REQUEST:
Without the pictures, copy all the entries below exactly.

===== RECORDED INFORMATION =====

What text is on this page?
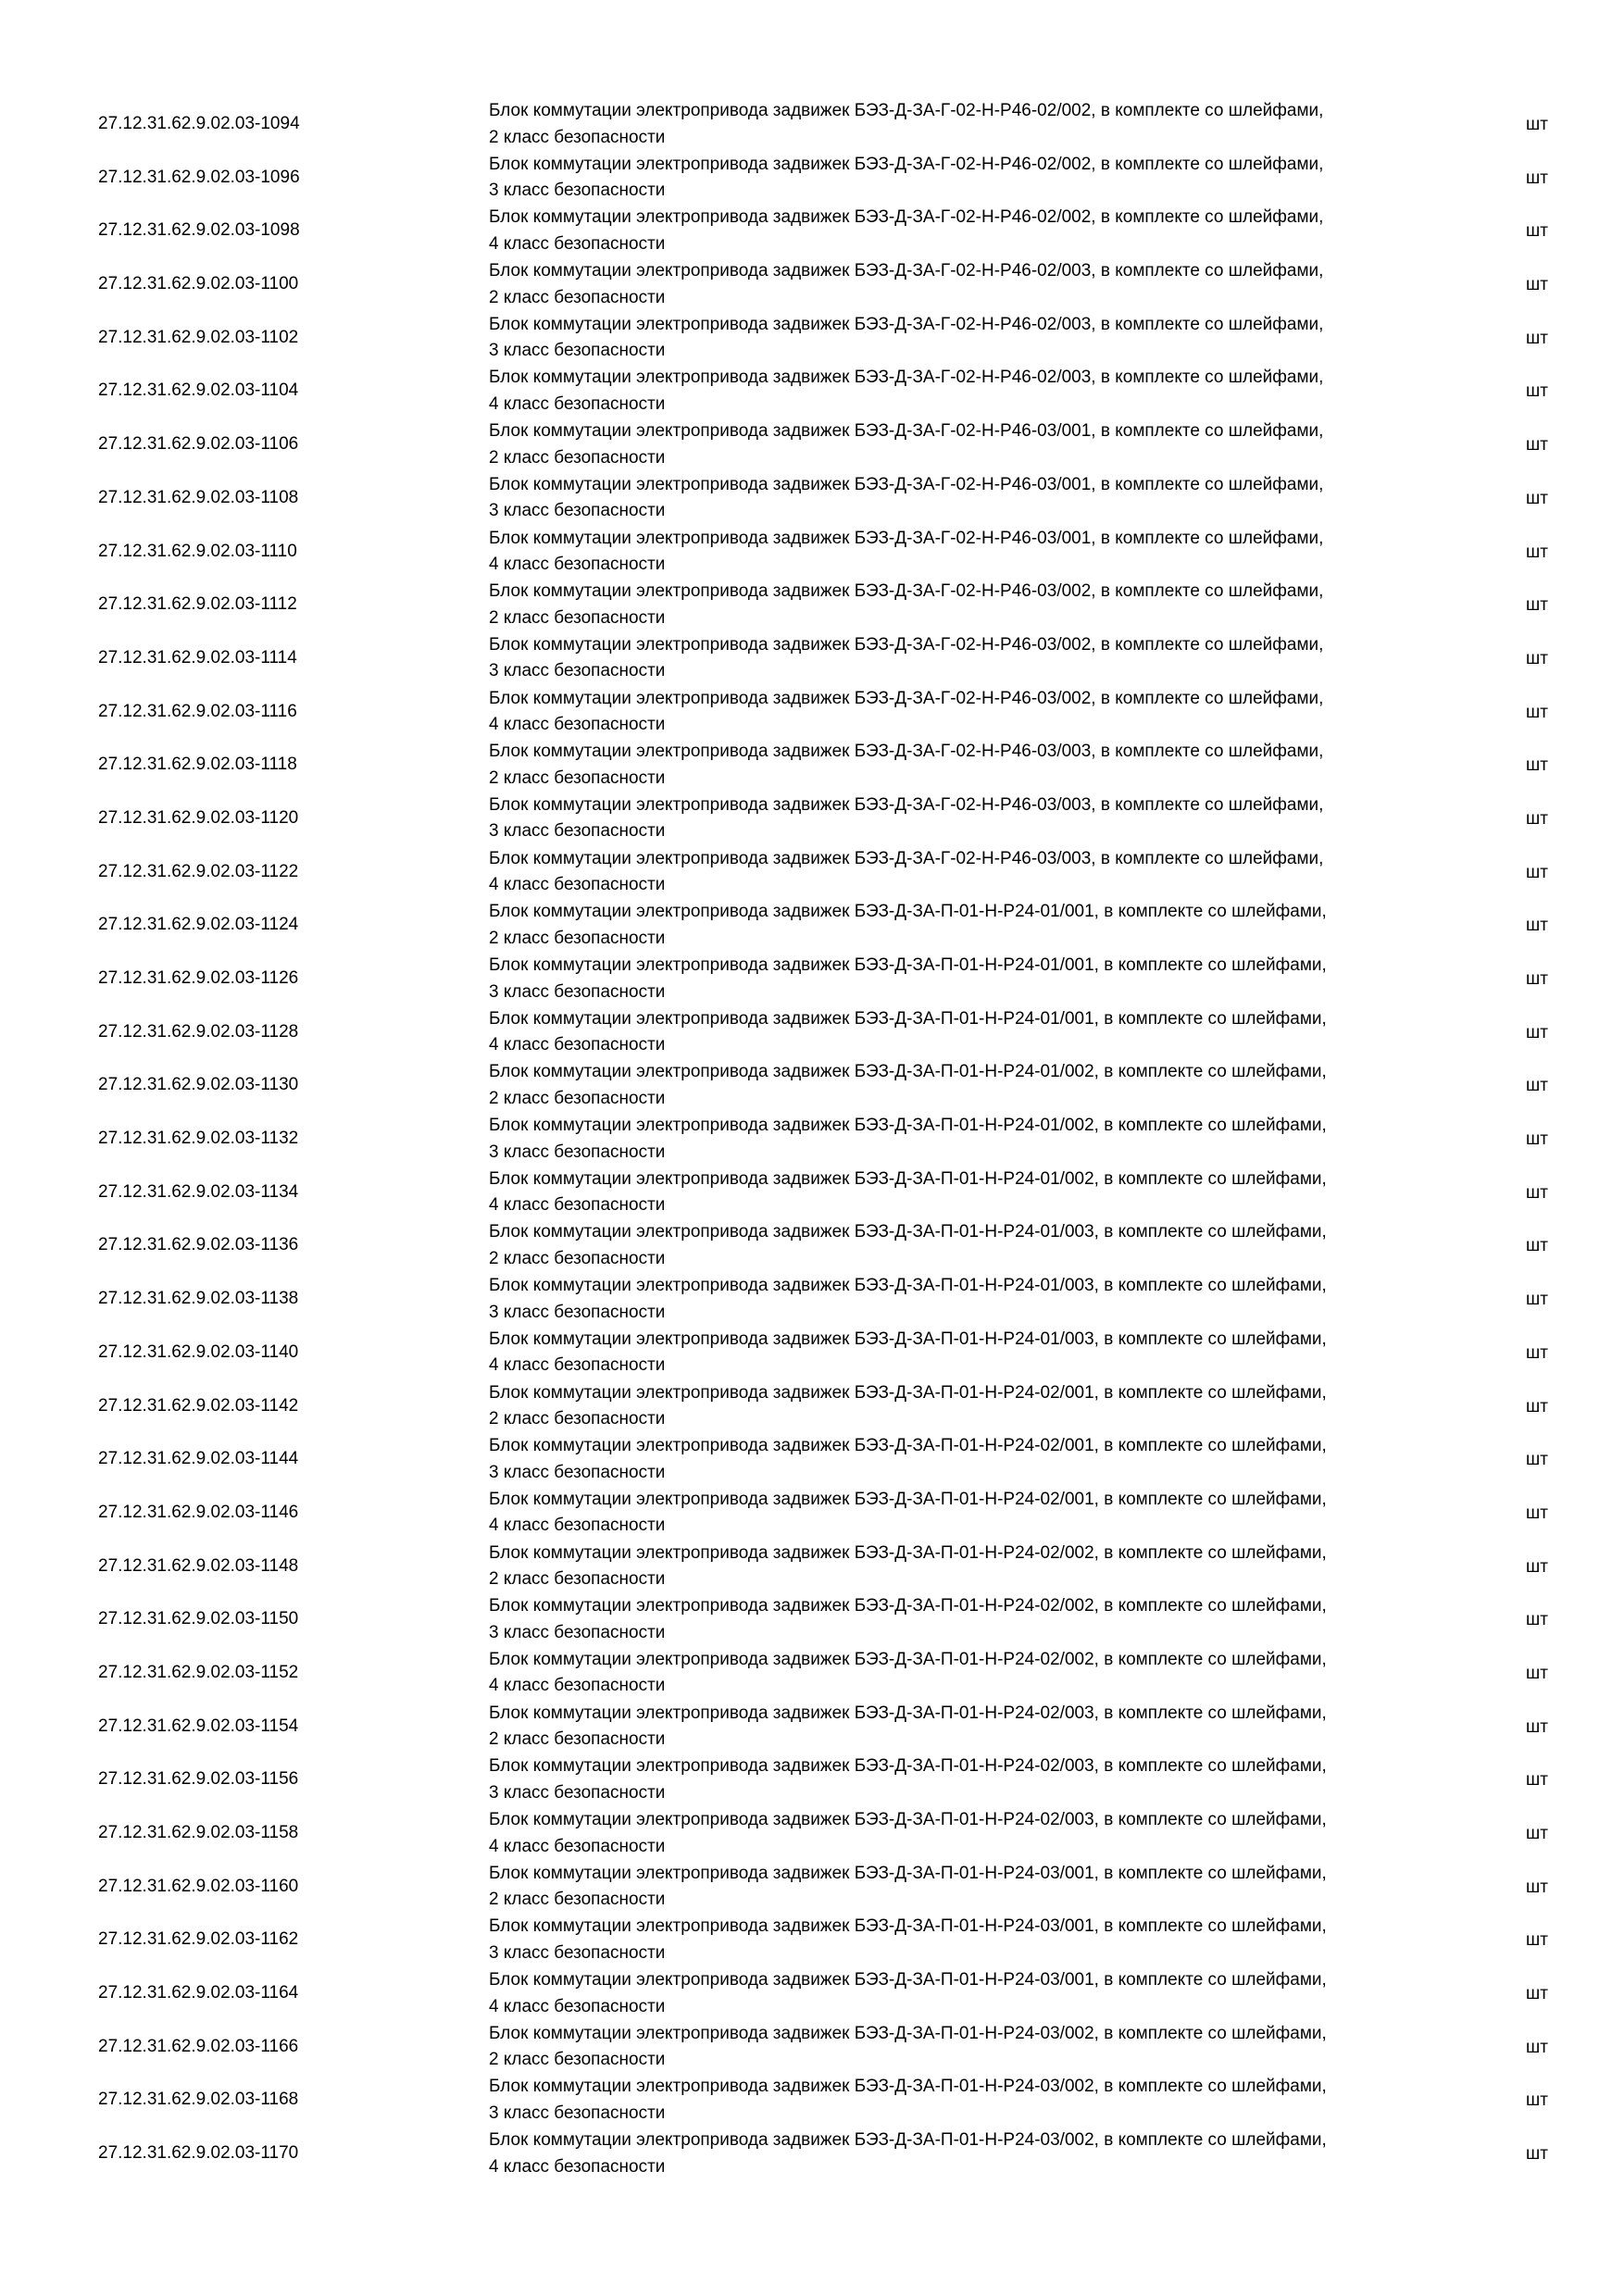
27.12.31.62.9.02.03-1094
Блок коммутации электропривода задвижек БЭЗ-Д-ЗА-Г-02-Н-Р46-02/002, в комплекте со шлейфами,
2 класс безопасности
шт
27.12.31.62.9.02.03-1096
Блок коммутации электропривода задвижек БЭЗ-Д-ЗА-Г-02-Н-Р46-02/002, в комплекте со шлейфами,
3 класс безопасности
шт
27.12.31.62.9.02.03-1098
Блок коммутации электропривода задвижек БЭЗ-Д-ЗА-Г-02-Н-Р46-02/002, в комплекте со шлейфами,
4 класс безопасности
шт
27.12.31.62.9.02.03-1100
Блок коммутации электропривода задвижек БЭЗ-Д-ЗА-Г-02-Н-Р46-02/003, в комплекте со шлейфами,
2 класс безопасности
шт
27.12.31.62.9.02.03-1102
Блок коммутации электропривода задвижек БЭЗ-Д-ЗА-Г-02-Н-Р46-02/003, в комплекте со шлейфами,
3 класс безопасности
шт
27.12.31.62.9.02.03-1104
Блок коммутации электропривода задвижек БЭЗ-Д-ЗА-Г-02-Н-Р46-02/003, в комплекте со шлейфами,
4 класс безопасности
шт
27.12.31.62.9.02.03-1106
Блок коммутации электропривода задвижек БЭЗ-Д-ЗА-Г-02-Н-Р46-03/001, в комплекте со шлейфами,
2 класс безопасности
шт
27.12.31.62.9.02.03-1108
Блок коммутации электропривода задвижек БЭЗ-Д-ЗА-Г-02-Н-Р46-03/001, в комплекте со шлейфами,
3 класс безопасности
шт
27.12.31.62.9.02.03-1110
Блок коммутации электропривода задвижек БЭЗ-Д-ЗА-Г-02-Н-Р46-03/001, в комплекте со шлейфами,
4 класс безопасности
шт
27.12.31.62.9.02.03-1112
Блок коммутации электропривода задвижек БЭЗ-Д-ЗА-Г-02-Н-Р46-03/002, в комплекте со шлейфами,
2 класс безопасности
шт
27.12.31.62.9.02.03-1114
Блок коммутации электропривода задвижек БЭЗ-Д-ЗА-Г-02-Н-Р46-03/002, в комплекте со шлейфами,
3 класс безопасности
шт
27.12.31.62.9.02.03-1116
Блок коммутации электропривода задвижек БЭЗ-Д-ЗА-Г-02-Н-Р46-03/002, в комплекте со шлейфами,
4 класс безопасности
шт
27.12.31.62.9.02.03-1118
Блок коммутации электропривода задвижек БЭЗ-Д-ЗА-Г-02-Н-Р46-03/003, в комплекте со шлейфами,
2 класс безопасности
шт
27.12.31.62.9.02.03-1120
Блок коммутации электропривода задвижек БЭЗ-Д-ЗА-Г-02-Н-Р46-03/003, в комплекте со шлейфами,
3 класс безопасности
шт
27.12.31.62.9.02.03-1122
Блок коммутации электропривода задвижек БЭЗ-Д-ЗА-Г-02-Н-Р46-03/003, в комплекте со шлейфами,
4 класс безопасности
шт
27.12.31.62.9.02.03-1124
Блок коммутации электропривода задвижек БЭЗ-Д-ЗА-П-01-Н-Р24-01/001, в комплекте со шлейфами,
2 класс безопасности
шт
27.12.31.62.9.02.03-1126
Блок коммутации электропривода задвижек БЭЗ-Д-ЗА-П-01-Н-Р24-01/001, в комплекте со шлейфами,
3 класс безопасности
шт
27.12.31.62.9.02.03-1128
Блок коммутации электропривода задвижек БЭЗ-Д-ЗА-П-01-Н-Р24-01/001, в комплекте со шлейфами,
4 класс безопасности
шт
27.12.31.62.9.02.03-1130
Блок коммутации электропривода задвижек БЭЗ-Д-ЗА-П-01-Н-Р24-01/002, в комплекте со шлейфами,
2 класс безопасности
шт
27.12.31.62.9.02.03-1132
Блок коммутации электропривода задвижек БЭЗ-Д-ЗА-П-01-Н-Р24-01/002, в комплекте со шлейфами,
3 класс безопасности
шт
27.12.31.62.9.02.03-1134
Блок коммутации электропривода задвижек БЭЗ-Д-ЗА-П-01-Н-Р24-01/002, в комплекте со шлейфами,
4 класс безопасности
шт
27.12.31.62.9.02.03-1136
Блок коммутации электропривода задвижек БЭЗ-Д-ЗА-П-01-Н-Р24-01/003, в комплекте со шлейфами,
2 класс безопасности
шт
27.12.31.62.9.02.03-1138
Блок коммутации электропривода задвижек БЭЗ-Д-ЗА-П-01-Н-Р24-01/003, в комплекте со шлейфами,
3 класс безопасности
шт
27.12.31.62.9.02.03-1140
Блок коммутации электропривода задвижек БЭЗ-Д-ЗА-П-01-Н-Р24-01/003, в комплекте со шлейфами,
4 класс безопасности
шт
27.12.31.62.9.02.03-1142
Блок коммутации электропривода задвижек БЭЗ-Д-ЗА-П-01-Н-Р24-02/001, в комплекте со шлейфами,
2 класс безопасности
шт
27.12.31.62.9.02.03-1144
Блок коммутации электропривода задвижек БЭЗ-Д-ЗА-П-01-Н-Р24-02/001, в комплекте со шлейфами,
3 класс безопасности
шт
27.12.31.62.9.02.03-1146
Блок коммутации электропривода задвижек БЭЗ-Д-ЗА-П-01-Н-Р24-02/001, в комплекте со шлейфами,
4 класс безопасности
шт
27.12.31.62.9.02.03-1148
Блок коммутации электропривода задвижек БЭЗ-Д-ЗА-П-01-Н-Р24-02/002, в комплекте со шлейфами,
2 класс безопасности
шт
27.12.31.62.9.02.03-1150
Блок коммутации электропривода задвижек БЭЗ-Д-ЗА-П-01-Н-Р24-02/002, в комплекте со шлейфами,
3 класс безопасности
шт
27.12.31.62.9.02.03-1152
Блок коммутации электропривода задвижек БЭЗ-Д-ЗА-П-01-Н-Р24-02/002, в комплекте со шлейфами,
4 класс безопасности
шт
27.12.31.62.9.02.03-1154
Блок коммутации электропривода задвижек БЭЗ-Д-ЗА-П-01-Н-Р24-02/003, в комплекте со шлейфами,
2 класс безопасности
шт
27.12.31.62.9.02.03-1156
Блок коммутации электропривода задвижек БЭЗ-Д-ЗА-П-01-Н-Р24-02/003, в комплекте со шлейфами,
3 класс безопасности
шт
27.12.31.62.9.02.03-1158
Блок коммутации электропривода задвижек БЭЗ-Д-ЗА-П-01-Н-Р24-02/003, в комплекте со шлейфами,
4 класс безопасности
шт
27.12.31.62.9.02.03-1160
Блок коммутации электропривода задвижек БЭЗ-Д-ЗА-П-01-Н-Р24-03/001, в комплекте со шлейфами,
2 класс безопасности
шт
27.12.31.62.9.02.03-1162
Блок коммутации электропривода задвижек БЭЗ-Д-ЗА-П-01-Н-Р24-03/001, в комплекте со шлейфами,
3 класс безопасности
шт
27.12.31.62.9.02.03-1164
Блок коммутации электропривода задвижек БЭЗ-Д-ЗА-П-01-Н-Р24-03/001, в комплекте со шлейфами,
4 класс безопасности
шт
27.12.31.62.9.02.03-1166
Блок коммутации электропривода задвижек БЭЗ-Д-ЗА-П-01-Н-Р24-03/002, в комплекте со шлейфами,
2 класс безопасности
шт
27.12.31.62.9.02.03-1168
Блок коммутации электропривода задвижек БЭЗ-Д-ЗА-П-01-Н-Р24-03/002, в комплекте со шлейфами,
3 класс безопасности
шт
27.12.31.62.9.02.03-1170
Блок коммутации электропривода задвижек БЭЗ-Д-ЗА-П-01-Н-Р24-03/002, в комплекте со шлейфами,
4 класс безопасности
шт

=====

EXERCISE ANSWER:
What text is on this page?
27.12.31.62.9.02.03-1094
Блок коммутации электропривода задвижек БЭЗ-Д-ЗА-Г-02-Н-Р46-02/002, в комплекте со шлейфами,
2 класс безопасности
шт
27.12.31.62.9.02.03-1096
Блок коммутации электропривода задвижек БЭЗ-Д-ЗА-Г-02-Н-Р46-02/002, в комплекте со шлейфами,
3 класс безопасности
шт
27.12.31.62.9.02.03-1098
Блок коммутации электропривода задвижек БЭЗ-Д-ЗА-Г-02-Н-Р46-02/002, в комплекте со шлейфами,
4 класс безопасности
шт
27.12.31.62.9.02.03-1100
Блок коммутации электропривода задвижек БЭЗ-Д-ЗА-Г-02-Н-Р46-02/003, в комплекте со шлейфами,
2 класс безопасности
шт
27.12.31.62.9.02.03-1102
Блок коммутации электропривода задвижек БЭЗ-Д-ЗА-Г-02-Н-Р46-02/003, в комплекте со шлейфами,
3 класс безопасности
шт
27.12.31.62.9.02.03-1104
Блок коммутации электропривода задвижек БЭЗ-Д-ЗА-Г-02-Н-Р46-02/003, в комплекте со шлейфами,
4 класс безопасности
шт
27.12.31.62.9.02.03-1106
Блок коммутации электропривода задвижек БЭЗ-Д-ЗА-Г-02-Н-Р46-03/001, в комплекте со шлейфами,
2 класс безопасности
шт
27.12.31.62.9.02.03-1108
Блок коммутации электропривода задвижек БЭЗ-Д-ЗА-Г-02-Н-Р46-03/001, в комплекте со шлейфами,
3 класс безопасности
шт
27.12.31.62.9.02.03-1110
Блок коммутации электропривода задвижек БЭЗ-Д-ЗА-Г-02-Н-Р46-03/001, в комплекте со шлейфами,
4 класс безопасности
шт
27.12.31.62.9.02.03-1112
Блок коммутации электропривода задвижек БЭЗ-Д-ЗА-Г-02-Н-Р46-03/002, в комплекте со шлейфами,
2 класс безопасности
шт
27.12.31.62.9.02.03-1114
Блок коммутации электропривода задвижек БЭЗ-Д-ЗА-Г-02-Н-Р46-03/002, в комплекте со шлейфами,
3 класс безопасности
шт
27.12.31.62.9.02.03-1116
Блок коммутации электропривода задвижек БЭЗ-Д-ЗА-Г-02-Н-Р46-03/002, в комплекте со шлейфами,
4 класс безопасности
шт
27.12.31.62.9.02.03-1118
Блок коммутации электропривода задвижек БЭЗ-Д-ЗА-Г-02-Н-Р46-03/003, в комплекте со шлейфами,
2 класс безопасности
шт
27.12.31.62.9.02.03-1120
Блок коммутации электропривода задвижек БЭЗ-Д-ЗА-Г-02-Н-Р46-03/003, в комплекте со шлейфами,
3 класс безопасности
шт
27.12.31.62.9.02.03-1122
Блок коммутации электропривода задвижек БЭЗ-Д-ЗА-Г-02-Н-Р46-03/003, в комплекте со шлейфами,
4 класс безопасности
шт
27.12.31.62.9.02.03-1124
Блок коммутации электропривода задвижек БЭЗ-Д-ЗА-П-01-Н-Р24-01/001, в комплекте со шлейфами,
2 класс безопасности
шт
27.12.31.62.9.02.03-1126
Блок коммутации электропривода задвижек БЭЗ-Д-ЗА-П-01-Н-Р24-01/001, в комплекте со шлейфами,
3 класс безопасности
шт
27.12.31.62.9.02.03-1128
Блок коммутации электропривода задвижек БЭЗ-Д-ЗА-П-01-Н-Р24-01/001, в комплекте со шлейфами,
4 класс безопасности
шт
27.12.31.62.9.02.03-1130
Блок коммутации электропривода задвижек БЭЗ-Д-ЗА-П-01-Н-Р24-01/002, в комплекте со шлейфами,
2 класс безопасности
шт
27.12.31.62.9.02.03-1132
Блок коммутации электропривода задвижек БЭЗ-Д-ЗА-П-01-Н-Р24-01/002, в комплекте со шлейфами,
3 класс безопасности
шт
27.12.31.62.9.02.03-1134
Блок коммутации электропривода задвижек БЭЗ-Д-ЗА-П-01-Н-Р24-01/002, в комплекте со шлейфами,
4 класс безопасности
шт
27.12.31.62.9.02.03-1136
Блок коммутации электропривода задвижек БЭЗ-Д-ЗА-П-01-Н-Р24-01/003, в комплекте со шлейфами,
2 класс безопасности
шт
27.12.31.62.9.02.03-1138
Блок коммутации электропривода задвижек БЭЗ-Д-ЗА-П-01-Н-Р24-01/003, в комплекте со шлейфами,
3 класс безопасности
шт
27.12.31.62.9.02.03-1140
Блок коммутации электропривода задвижек БЭЗ-Д-ЗА-П-01-Н-Р24-01/003, в комплекте со шлейфами,
4 класс безопасности
шт
27.12.31.62.9.02.03-1142
Блок коммутации электропривода задвижек БЭЗ-Д-ЗА-П-01-Н-Р24-02/001, в комплекте со шлейфами,
2 класс безопасности
шт
27.12.31.62.9.02.03-1144
Блок коммутации электропривода задвижек БЭЗ-Д-ЗА-П-01-Н-Р24-02/001, в комплекте со шлейфами,
3 класс безопасности
шт
27.12.31.62.9.02.03-1146
Блок коммутации электропривода задвижек БЭЗ-Д-ЗА-П-01-Н-Р24-02/001, в комплекте со шлейфами,
4 класс безопасности
шт
27.12.31.62.9.02.03-1148
Блок коммутации электропривода задвижек БЭЗ-Д-ЗА-П-01-Н-Р24-02/002, в комплекте со шлейфами,
2 класс безопасности
шт
27.12.31.62.9.02.03-1150
Блок коммутации электропривода задвижек БЭЗ-Д-ЗА-П-01-Н-Р24-02/002, в комплекте со шлейфами,
3 класс безопасности
шт
27.12.31.62.9.02.03-1152
Блок коммутации электропривода задвижек БЭЗ-Д-ЗА-П-01-Н-Р24-02/002, в комплекте со шлейфами,
4 класс безопасности
шт
27.12.31.62.9.02.03-1154
Блок коммутации электропривода задвижек БЭЗ-Д-ЗА-П-01-Н-Р24-02/003, в комплекте со шлейфами,
2 класс безопасности
шт
27.12.31.62.9.02.03-1156
Блок коммутации электропривода задвижек БЭЗ-Д-ЗА-П-01-Н-Р24-02/003, в комплекте со шлейфами,
3 класс безопасности
шт
27.12.31.62.9.02.03-1158
Блок коммутации электропривода задвижек БЭЗ-Д-ЗА-П-01-Н-Р24-02/003, в комплекте со шлейфами,
4 класс безопасности
шт
27.12.31.62.9.02.03-1160
Блок коммутации электропривода задвижек БЭЗ-Д-ЗА-П-01-Н-Р24-03/001, в комплекте со шлейфами,
2 класс безопасности
шт
27.12.31.62.9.02.03-1162
Блок коммутации электропривода задвижек БЭЗ-Д-ЗА-П-01-Н-Р24-03/001, в комплекте со шлейфами,
3 класс безопасности
шт
27.12.31.62.9.02.03-1164
Блок коммутации электропривода задвижек БЭЗ-Д-ЗА-П-01-Н-Р24-03/001, в комплекте со шлейфами,
4 класс безопасности
шт
27.12.31.62.9.02.03-1166
Блок коммутации электропривода задвижек БЭЗ-Д-ЗА-П-01-Н-Р24-03/002, в комплекте со шлейфами,
2 класс безопасности
шт
27.12.31.62.9.02.03-1168
Блок коммутации электропривода задвижек БЭЗ-Д-ЗА-П-01-Н-Р24-03/002, в комплекте со шлейфами,
3 класс безопасности
шт
27.12.31.62.9.02.03-1170
Блок коммутации электропривода задвижек БЭЗ-Д-ЗА-П-01-Н-Р24-03/002, в комплекте со шлейфами,
4 класс безопасности
шт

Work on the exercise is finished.